Repeat the listing from its first line through the line with "bar bbox=[624, 283, 661, 320]", changing "y-tick-label" to "axis-tick-label" and leaving everything else as it is.

Records supplied
§

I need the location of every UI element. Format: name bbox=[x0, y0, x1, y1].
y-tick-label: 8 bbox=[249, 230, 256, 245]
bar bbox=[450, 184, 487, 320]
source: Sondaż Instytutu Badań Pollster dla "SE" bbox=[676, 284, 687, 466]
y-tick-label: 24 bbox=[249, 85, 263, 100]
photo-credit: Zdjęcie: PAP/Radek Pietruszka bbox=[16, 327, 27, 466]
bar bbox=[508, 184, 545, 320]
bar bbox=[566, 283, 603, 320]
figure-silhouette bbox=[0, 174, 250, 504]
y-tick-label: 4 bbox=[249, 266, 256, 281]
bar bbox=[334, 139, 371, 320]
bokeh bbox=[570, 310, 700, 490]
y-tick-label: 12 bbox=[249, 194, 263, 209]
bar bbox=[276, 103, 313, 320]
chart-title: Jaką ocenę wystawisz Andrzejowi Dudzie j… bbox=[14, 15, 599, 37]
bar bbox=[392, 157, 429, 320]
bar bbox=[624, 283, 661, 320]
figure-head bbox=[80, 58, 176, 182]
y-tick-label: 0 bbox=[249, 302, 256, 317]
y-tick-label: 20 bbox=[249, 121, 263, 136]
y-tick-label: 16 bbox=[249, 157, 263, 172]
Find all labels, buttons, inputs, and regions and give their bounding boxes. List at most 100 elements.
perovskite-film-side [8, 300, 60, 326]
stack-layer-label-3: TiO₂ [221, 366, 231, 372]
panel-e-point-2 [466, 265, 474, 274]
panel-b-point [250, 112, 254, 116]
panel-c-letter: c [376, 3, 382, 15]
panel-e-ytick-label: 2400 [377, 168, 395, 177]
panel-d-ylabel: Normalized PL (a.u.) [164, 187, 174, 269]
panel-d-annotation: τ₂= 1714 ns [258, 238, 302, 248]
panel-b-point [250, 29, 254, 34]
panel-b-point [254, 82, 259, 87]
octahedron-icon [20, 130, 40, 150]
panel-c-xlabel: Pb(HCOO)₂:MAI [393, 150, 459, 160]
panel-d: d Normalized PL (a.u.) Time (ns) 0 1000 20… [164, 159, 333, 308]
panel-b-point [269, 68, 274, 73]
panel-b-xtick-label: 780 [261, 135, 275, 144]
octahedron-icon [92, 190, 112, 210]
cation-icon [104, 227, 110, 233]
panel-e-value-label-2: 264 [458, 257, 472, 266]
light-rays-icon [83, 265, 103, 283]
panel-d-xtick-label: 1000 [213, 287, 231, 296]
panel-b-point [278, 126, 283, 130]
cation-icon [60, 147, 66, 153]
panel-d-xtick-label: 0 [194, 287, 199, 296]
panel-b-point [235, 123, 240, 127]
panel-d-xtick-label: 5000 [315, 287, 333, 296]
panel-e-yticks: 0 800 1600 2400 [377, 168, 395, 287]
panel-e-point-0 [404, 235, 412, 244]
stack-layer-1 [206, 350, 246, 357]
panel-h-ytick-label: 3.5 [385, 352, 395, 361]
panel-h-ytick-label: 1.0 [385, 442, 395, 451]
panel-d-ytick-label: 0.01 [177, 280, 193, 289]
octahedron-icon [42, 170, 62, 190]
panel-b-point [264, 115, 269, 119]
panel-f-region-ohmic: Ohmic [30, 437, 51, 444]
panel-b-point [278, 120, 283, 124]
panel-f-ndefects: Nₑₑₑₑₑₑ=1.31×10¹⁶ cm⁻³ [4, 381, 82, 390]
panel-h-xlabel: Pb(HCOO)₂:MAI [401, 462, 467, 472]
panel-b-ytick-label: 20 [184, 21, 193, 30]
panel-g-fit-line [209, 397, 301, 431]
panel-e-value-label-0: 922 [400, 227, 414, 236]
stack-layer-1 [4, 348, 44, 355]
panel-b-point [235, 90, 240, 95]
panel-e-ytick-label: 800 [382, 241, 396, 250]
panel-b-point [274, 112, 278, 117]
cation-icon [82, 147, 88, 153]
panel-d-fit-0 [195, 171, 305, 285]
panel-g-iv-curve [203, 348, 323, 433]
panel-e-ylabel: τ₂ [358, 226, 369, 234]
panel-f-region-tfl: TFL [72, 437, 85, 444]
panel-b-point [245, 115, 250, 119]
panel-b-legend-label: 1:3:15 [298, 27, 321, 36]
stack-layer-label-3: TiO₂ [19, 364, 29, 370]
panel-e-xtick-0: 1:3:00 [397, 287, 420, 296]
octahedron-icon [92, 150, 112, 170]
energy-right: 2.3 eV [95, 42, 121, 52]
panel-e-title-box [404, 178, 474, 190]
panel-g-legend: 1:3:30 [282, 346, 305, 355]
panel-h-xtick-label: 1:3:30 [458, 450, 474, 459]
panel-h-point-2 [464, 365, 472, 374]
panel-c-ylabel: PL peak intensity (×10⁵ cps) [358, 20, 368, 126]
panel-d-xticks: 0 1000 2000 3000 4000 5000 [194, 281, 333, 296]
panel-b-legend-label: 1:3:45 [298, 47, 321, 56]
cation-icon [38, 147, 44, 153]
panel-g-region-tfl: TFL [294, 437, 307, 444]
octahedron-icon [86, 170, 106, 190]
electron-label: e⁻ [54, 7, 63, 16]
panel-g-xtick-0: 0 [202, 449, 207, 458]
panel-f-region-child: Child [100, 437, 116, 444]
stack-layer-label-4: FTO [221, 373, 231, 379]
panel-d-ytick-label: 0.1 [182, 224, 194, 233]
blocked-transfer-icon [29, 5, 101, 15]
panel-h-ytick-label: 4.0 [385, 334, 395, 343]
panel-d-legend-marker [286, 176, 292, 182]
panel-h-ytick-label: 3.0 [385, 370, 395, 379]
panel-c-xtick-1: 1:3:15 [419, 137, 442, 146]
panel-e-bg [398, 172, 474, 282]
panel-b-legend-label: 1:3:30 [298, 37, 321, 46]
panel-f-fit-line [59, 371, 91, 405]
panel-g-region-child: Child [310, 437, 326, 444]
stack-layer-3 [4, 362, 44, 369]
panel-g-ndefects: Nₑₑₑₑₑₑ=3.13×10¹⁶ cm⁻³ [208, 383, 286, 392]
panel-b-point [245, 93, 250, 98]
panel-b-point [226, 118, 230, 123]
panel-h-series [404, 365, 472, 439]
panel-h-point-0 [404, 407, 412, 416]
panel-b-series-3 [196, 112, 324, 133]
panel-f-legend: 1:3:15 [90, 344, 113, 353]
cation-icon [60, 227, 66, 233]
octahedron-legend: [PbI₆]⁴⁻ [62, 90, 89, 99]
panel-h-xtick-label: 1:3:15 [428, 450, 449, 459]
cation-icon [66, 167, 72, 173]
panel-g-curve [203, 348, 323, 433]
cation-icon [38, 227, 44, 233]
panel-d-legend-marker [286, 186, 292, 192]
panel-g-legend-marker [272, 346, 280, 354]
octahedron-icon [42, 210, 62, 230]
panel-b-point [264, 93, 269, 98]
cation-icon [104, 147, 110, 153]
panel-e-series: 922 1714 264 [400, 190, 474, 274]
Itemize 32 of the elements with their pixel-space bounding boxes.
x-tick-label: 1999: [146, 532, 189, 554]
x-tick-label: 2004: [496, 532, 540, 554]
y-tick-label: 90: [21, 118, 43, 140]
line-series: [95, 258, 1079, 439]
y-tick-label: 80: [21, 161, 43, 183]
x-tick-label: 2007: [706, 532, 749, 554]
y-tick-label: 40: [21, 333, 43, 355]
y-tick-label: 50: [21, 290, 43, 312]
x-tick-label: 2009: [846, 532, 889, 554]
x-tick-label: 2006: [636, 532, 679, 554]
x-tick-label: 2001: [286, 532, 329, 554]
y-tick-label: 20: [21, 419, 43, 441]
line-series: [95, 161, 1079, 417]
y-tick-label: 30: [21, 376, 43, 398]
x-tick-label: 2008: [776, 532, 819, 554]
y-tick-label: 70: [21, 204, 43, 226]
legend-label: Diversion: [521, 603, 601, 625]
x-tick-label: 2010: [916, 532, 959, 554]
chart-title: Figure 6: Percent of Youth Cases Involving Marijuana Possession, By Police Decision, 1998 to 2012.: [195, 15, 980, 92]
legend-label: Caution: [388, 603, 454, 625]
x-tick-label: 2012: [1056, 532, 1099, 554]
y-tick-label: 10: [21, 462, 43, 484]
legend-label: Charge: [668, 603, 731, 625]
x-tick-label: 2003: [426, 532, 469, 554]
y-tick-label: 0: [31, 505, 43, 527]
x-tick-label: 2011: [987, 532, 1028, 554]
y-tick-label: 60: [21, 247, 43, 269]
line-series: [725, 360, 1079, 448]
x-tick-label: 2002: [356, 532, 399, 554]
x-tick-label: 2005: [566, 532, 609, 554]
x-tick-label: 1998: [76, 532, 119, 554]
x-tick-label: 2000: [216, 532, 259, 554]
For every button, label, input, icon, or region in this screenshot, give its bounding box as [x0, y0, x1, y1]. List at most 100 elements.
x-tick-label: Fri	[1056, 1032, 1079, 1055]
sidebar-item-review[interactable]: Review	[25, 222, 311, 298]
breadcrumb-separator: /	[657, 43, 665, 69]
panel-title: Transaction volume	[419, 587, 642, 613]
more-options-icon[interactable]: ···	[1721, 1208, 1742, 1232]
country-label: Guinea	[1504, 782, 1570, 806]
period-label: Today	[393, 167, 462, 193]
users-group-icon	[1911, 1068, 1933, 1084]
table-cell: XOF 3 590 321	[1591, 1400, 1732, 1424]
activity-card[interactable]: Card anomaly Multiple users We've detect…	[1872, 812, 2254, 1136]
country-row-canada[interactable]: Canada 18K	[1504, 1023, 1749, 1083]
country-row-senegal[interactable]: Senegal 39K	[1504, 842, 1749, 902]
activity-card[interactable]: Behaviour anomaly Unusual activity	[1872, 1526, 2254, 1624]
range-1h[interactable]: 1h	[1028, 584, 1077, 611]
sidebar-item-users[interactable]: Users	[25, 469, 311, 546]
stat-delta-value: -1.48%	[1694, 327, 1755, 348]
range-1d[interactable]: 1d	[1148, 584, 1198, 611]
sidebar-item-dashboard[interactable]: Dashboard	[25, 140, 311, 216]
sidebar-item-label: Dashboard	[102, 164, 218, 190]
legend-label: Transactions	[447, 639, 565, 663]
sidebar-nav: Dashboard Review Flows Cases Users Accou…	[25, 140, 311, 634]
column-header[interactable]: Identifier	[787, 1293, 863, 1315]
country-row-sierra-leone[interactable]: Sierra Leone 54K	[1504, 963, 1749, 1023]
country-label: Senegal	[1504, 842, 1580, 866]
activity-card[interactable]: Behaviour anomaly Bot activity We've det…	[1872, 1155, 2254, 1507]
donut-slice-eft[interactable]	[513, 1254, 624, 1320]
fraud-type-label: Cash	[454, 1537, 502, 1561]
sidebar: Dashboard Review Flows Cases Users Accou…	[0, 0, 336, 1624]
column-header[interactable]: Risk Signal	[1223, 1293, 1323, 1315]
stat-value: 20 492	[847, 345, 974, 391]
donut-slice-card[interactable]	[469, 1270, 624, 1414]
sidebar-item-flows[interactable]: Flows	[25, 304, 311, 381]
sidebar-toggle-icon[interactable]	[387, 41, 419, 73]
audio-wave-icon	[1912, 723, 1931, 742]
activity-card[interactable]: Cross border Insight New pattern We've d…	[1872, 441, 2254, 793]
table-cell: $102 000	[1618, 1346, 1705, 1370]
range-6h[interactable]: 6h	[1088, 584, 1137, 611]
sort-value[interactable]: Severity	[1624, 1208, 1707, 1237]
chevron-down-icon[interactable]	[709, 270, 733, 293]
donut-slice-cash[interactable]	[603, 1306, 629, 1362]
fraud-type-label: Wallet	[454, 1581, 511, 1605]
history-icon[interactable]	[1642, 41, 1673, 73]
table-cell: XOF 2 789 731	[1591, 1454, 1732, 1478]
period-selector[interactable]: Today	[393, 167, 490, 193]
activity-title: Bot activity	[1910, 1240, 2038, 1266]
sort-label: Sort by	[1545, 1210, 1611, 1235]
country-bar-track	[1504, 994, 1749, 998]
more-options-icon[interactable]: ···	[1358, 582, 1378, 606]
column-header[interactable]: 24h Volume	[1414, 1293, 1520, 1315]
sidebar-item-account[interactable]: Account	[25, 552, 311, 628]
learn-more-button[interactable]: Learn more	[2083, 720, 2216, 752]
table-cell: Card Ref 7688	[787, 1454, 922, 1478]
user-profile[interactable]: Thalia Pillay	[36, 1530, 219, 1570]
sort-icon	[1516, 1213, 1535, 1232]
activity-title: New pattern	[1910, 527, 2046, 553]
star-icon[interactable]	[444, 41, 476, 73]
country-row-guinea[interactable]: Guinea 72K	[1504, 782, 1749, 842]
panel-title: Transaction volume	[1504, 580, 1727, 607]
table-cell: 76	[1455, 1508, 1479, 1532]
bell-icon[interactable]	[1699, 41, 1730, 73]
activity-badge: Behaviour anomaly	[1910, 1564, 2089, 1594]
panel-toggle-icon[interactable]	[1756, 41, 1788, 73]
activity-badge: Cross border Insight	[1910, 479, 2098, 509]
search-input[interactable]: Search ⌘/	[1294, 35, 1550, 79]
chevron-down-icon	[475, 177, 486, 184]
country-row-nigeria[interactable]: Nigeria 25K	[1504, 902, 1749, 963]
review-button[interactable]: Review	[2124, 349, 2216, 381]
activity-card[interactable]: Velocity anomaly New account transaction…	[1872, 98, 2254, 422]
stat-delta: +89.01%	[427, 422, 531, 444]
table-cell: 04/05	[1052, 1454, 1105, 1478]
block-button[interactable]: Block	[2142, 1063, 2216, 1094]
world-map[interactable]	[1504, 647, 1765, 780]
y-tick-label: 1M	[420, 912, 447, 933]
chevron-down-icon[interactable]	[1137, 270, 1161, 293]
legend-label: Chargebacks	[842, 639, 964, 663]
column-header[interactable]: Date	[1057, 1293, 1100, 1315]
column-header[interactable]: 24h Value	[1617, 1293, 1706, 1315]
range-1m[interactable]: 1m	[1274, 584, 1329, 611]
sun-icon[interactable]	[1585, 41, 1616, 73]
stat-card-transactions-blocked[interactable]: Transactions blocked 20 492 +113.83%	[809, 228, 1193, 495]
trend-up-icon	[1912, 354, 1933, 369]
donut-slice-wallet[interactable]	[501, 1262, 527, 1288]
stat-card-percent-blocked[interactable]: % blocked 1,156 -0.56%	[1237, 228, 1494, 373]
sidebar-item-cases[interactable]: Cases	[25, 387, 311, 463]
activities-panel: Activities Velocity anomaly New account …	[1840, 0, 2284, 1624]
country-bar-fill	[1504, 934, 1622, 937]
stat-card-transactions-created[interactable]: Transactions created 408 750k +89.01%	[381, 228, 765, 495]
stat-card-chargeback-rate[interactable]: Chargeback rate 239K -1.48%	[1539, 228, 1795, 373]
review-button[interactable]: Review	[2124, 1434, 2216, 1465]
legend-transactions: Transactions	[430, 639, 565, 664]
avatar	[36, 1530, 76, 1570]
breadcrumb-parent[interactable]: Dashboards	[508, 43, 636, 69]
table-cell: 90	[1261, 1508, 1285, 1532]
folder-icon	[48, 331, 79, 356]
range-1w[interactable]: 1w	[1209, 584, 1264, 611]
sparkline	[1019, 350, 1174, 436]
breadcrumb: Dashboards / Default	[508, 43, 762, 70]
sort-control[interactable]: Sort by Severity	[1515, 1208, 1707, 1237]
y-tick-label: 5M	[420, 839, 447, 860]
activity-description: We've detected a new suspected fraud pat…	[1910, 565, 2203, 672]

§

Exercise response
I need the location of every UI element. Format: name bbox=[x0, y0, x1, y1].
axis-tick-label: 8 bbox=[249, 230, 256, 245]
bar bbox=[450, 184, 487, 320]
source: Sondaż Instytutu Badań Pollster dla "SE" bbox=[676, 284, 687, 466]
axis-tick-label: 24 bbox=[249, 85, 263, 100]
photo-credit: Zdjęcie: PAP/Radek Pietruszka bbox=[16, 327, 27, 466]
bar bbox=[508, 184, 545, 320]
bar bbox=[566, 283, 603, 320]
figure-silhouette bbox=[0, 174, 250, 504]
axis-tick-label: 4 bbox=[249, 266, 256, 281]
bar bbox=[334, 139, 371, 320]
bokeh bbox=[570, 310, 700, 490]
axis-tick-label: 12 bbox=[249, 194, 263, 209]
bar bbox=[276, 103, 313, 320]
chart-title: Jaką ocenę wystawisz Andrzejowi Dudzie j… bbox=[14, 15, 599, 37]
bar bbox=[392, 157, 429, 320]
bar bbox=[624, 283, 661, 320]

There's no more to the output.